Task prompt | In the data, extract each line that holds the string "show".

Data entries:
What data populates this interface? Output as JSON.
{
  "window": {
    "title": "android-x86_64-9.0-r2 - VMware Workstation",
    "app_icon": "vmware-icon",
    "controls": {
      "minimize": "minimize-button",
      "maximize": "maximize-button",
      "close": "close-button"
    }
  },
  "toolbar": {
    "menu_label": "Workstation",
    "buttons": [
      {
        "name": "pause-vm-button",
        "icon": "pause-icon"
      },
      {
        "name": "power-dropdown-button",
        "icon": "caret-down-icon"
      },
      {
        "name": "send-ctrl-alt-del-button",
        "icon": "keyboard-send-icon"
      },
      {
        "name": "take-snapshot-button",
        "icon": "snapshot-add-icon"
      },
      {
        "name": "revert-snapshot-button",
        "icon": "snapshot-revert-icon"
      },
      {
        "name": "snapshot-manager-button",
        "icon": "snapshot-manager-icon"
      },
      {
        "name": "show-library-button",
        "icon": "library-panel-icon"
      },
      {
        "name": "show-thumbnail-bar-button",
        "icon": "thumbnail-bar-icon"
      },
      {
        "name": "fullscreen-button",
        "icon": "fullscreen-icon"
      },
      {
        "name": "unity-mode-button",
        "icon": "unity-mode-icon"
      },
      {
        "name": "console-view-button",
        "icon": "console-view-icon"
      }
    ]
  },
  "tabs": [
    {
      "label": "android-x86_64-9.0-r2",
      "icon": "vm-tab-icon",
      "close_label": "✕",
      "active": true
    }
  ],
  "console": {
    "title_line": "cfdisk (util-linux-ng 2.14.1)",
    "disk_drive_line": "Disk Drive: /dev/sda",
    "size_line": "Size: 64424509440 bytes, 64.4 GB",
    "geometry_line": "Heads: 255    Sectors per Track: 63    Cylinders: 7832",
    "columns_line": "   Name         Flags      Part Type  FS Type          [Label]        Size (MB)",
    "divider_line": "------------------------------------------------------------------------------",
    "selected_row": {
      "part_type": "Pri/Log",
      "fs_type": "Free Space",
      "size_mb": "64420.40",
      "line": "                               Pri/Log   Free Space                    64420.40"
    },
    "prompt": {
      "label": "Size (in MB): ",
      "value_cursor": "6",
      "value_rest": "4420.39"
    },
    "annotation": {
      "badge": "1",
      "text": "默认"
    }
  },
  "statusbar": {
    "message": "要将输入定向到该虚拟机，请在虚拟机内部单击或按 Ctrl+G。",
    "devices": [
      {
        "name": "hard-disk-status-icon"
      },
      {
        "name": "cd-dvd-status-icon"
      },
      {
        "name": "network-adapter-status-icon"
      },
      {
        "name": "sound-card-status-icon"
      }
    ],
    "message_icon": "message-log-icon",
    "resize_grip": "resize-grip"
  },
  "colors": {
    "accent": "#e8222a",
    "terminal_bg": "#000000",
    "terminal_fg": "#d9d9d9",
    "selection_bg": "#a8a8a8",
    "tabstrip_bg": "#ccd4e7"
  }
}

Answer for the task |
        "name": "show-library-button",
        "name": "show-thumbnail-bar-button",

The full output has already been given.